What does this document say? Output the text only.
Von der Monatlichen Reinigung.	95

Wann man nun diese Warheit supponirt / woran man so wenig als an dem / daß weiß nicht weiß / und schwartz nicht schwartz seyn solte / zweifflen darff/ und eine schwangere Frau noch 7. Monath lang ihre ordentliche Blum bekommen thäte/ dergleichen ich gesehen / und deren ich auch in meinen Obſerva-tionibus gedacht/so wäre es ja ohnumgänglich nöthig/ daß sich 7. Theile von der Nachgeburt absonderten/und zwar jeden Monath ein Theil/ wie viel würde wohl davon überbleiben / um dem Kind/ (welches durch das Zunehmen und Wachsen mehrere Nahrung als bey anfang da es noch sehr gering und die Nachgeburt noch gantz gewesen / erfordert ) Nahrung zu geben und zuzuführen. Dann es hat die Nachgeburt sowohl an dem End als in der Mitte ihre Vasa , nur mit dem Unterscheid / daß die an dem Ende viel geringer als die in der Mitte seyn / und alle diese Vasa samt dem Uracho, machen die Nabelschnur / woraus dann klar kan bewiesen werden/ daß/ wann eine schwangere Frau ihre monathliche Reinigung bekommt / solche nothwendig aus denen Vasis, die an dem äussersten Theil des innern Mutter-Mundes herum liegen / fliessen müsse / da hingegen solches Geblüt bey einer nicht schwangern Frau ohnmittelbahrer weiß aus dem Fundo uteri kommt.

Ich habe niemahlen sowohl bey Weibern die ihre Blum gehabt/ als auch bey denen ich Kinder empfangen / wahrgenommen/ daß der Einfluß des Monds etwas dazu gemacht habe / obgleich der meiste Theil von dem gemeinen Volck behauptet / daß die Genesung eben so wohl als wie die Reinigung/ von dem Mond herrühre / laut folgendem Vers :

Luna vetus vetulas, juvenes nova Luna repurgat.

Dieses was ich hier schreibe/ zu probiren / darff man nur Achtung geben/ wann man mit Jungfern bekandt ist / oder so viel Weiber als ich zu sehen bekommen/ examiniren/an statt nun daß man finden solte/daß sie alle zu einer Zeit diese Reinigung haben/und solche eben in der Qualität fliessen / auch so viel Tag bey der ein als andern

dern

--

About this exercise:
The full set of records above is to be printed exactly as it appears.

Reply:
What does this document say? Output the text only.
Von der Monatlichen Reinigung.	95

Wann man nun diese Warheit supponirt / woran man so wenig als an dem / daß weiß nicht weiß / und schwartz nicht schwartz seyn solte / zweifflen darff/ und eine schwangere Frau noch 7. Monath lang ihre ordentliche Blum bekommen thäte/ dergleichen ich gesehen / und deren ich auch in meinen Obſerva-tionibus gedacht/so wäre es ja ohnumgänglich nöthig/ daß sich 7. Theile von der Nachgeburt absonderten/und zwar jeden Monath ein Theil/ wie viel würde wohl davon überbleiben / um dem Kind/ (welches durch das Zunehmen und Wachsen mehrere Nahrung als bey anfang da es noch sehr gering und die Nachgeburt noch gantz gewesen / erfordert ) Nahrung zu geben und zuzuführen. Dann es hat die Nachgeburt sowohl an dem End als in der Mitte ihre Vasa , nur mit dem Unterscheid / daß die an dem Ende viel geringer als die in der Mitte seyn / und alle diese Vasa samt dem Uracho, machen die Nabelschnur / woraus dann klar kan bewiesen werden/ daß/ wann eine schwangere Frau ihre monathliche Reinigung bekommt / solche nothwendig aus denen Vasis, die an dem äussersten Theil des innern Mutter-Mundes herum liegen / fliessen müsse / da hingegen solches Geblüt bey einer nicht schwangern Frau ohnmittelbahrer weiß aus dem Fundo uteri kommt.

Ich habe niemahlen sowohl bey Weibern die ihre Blum gehabt/ als auch bey denen ich Kinder empfangen / wahrgenommen/ daß der Einfluß des Monds etwas dazu gemacht habe / obgleich der meiste Theil von dem gemeinen Volck behauptet / daß die Genesung eben so wohl als wie die Reinigung/ von dem Mond herrühre / laut folgendem Vers :

Luna vetus vetulas, juvenes nova Luna repurgat.

Dieses was ich hier schreibe/ zu probiren / darff man nur Achtung geben/ wann man mit Jungfern bekandt ist / oder so viel Weiber als ich zu sehen bekommen/ examiniren/an statt nun daß man finden solte/daß sie alle zu einer Zeit diese Reinigung haben/und solche eben in der Qualität fliessen / auch so viel Tag bey der ein als andern

dern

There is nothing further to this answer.